# [Aim of the exercise]
Copy out every line in which the string "Front" occurs.

# [Data provided]
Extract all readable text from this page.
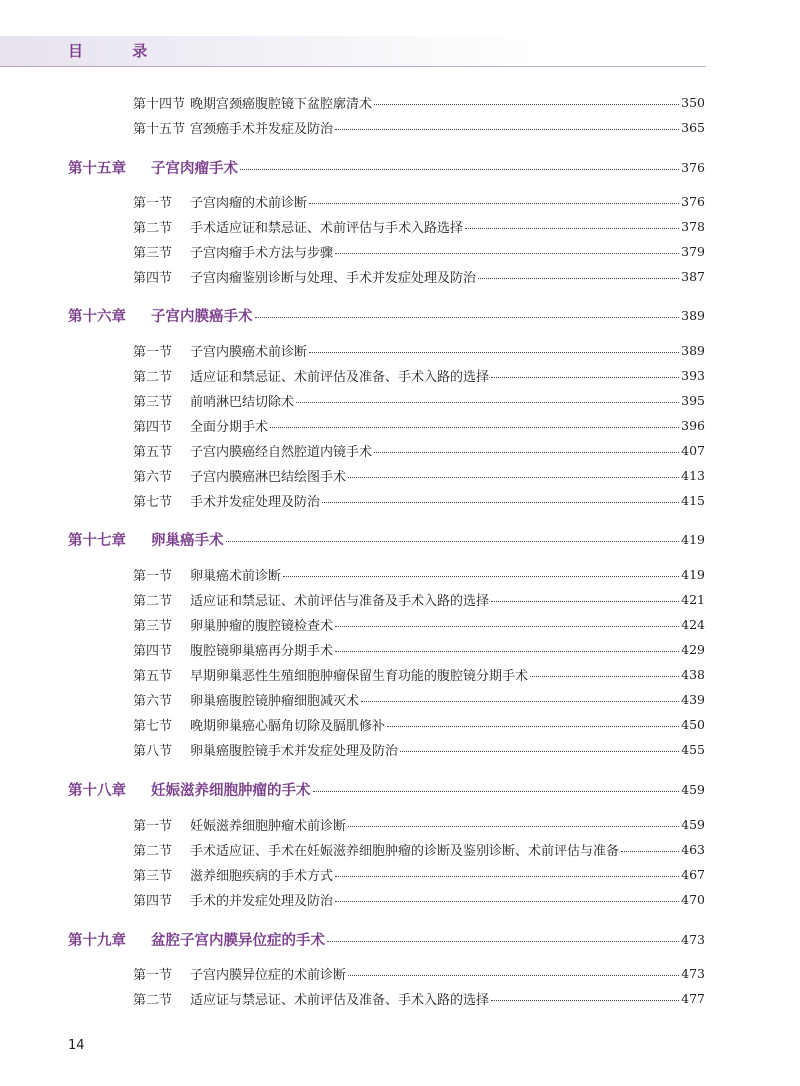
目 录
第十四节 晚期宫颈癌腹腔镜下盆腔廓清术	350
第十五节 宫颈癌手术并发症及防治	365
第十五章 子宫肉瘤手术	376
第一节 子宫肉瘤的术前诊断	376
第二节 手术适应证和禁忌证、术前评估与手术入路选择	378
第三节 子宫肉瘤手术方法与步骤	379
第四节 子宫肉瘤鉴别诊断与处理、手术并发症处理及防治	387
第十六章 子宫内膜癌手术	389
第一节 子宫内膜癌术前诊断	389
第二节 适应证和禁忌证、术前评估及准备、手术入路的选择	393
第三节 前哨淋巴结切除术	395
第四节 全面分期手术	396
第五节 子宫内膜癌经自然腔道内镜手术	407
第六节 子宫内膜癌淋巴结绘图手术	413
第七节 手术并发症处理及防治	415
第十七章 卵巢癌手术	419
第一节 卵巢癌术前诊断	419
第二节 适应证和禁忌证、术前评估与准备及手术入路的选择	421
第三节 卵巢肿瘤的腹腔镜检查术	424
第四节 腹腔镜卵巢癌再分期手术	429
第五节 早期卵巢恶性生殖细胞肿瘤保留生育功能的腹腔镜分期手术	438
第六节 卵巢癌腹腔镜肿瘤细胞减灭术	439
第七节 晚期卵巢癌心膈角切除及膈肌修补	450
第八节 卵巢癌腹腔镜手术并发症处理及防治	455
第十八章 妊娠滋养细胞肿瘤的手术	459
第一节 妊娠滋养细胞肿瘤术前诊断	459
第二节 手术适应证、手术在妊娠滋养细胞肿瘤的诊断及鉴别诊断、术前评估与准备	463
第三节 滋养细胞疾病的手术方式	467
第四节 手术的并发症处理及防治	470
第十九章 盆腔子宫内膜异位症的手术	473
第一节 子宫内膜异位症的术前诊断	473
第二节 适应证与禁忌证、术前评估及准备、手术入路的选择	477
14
--
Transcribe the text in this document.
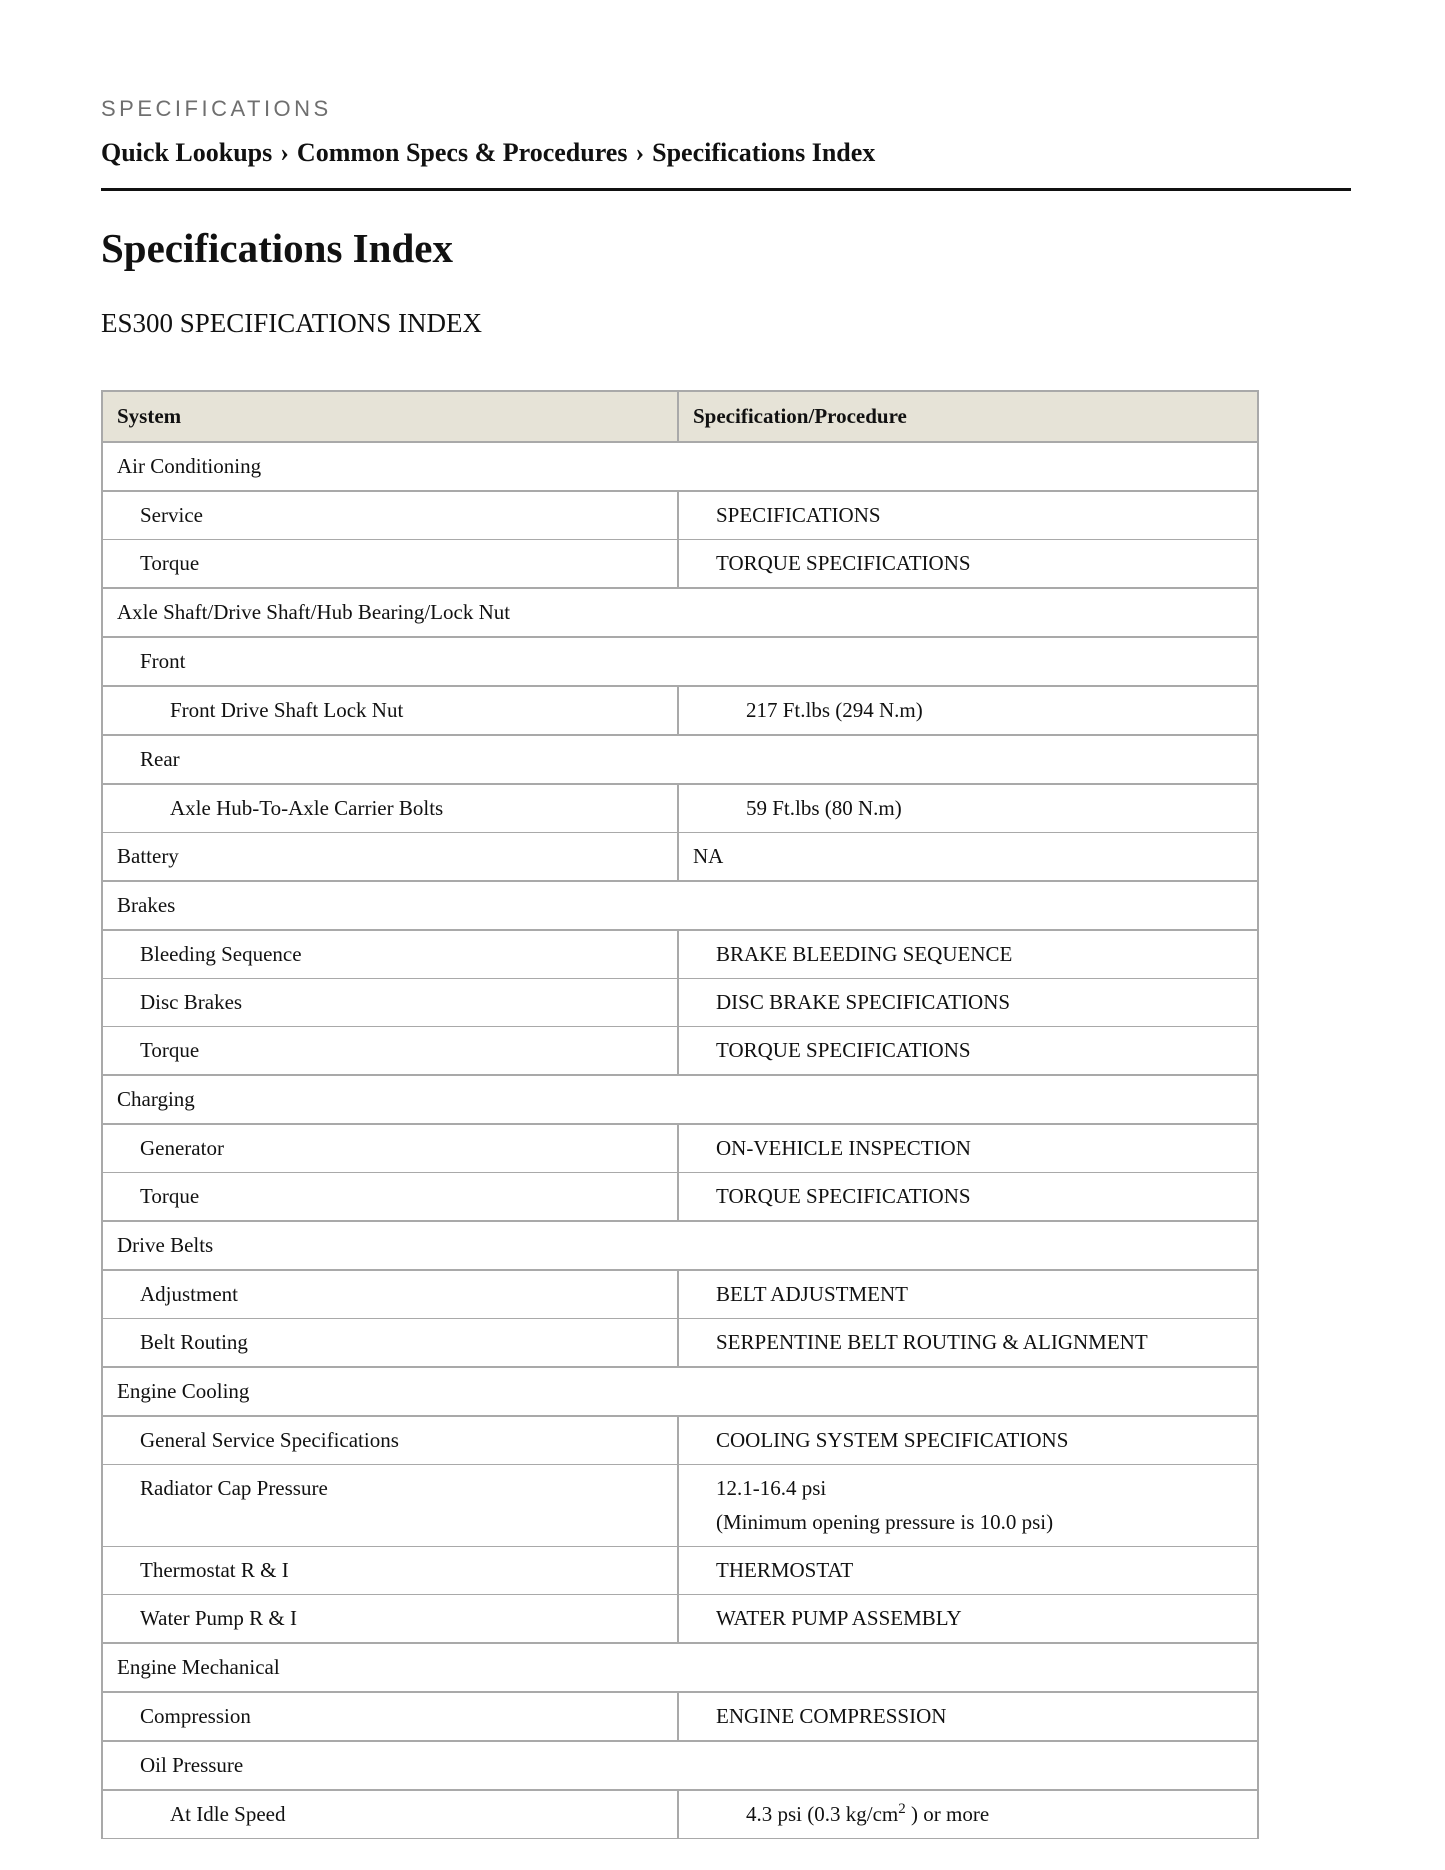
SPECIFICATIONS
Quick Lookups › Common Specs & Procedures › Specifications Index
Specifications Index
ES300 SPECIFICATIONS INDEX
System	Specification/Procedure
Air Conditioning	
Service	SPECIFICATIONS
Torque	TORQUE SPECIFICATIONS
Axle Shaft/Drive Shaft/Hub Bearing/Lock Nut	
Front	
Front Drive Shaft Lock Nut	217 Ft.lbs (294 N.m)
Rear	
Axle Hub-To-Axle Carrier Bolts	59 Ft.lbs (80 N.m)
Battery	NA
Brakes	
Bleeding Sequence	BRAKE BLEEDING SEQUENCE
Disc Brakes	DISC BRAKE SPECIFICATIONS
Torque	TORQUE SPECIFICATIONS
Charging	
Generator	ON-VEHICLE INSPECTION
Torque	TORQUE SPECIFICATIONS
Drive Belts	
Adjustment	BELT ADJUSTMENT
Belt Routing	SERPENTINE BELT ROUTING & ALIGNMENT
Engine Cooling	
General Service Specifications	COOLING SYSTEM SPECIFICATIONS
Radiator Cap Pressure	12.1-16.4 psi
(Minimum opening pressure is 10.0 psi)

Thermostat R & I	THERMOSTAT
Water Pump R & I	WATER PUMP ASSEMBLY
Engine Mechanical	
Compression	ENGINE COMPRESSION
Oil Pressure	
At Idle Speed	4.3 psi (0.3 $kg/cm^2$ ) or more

# [Response below]
Front	
Front Drive Shaft Lock Nut	217 Ft.lbs (294 N.m)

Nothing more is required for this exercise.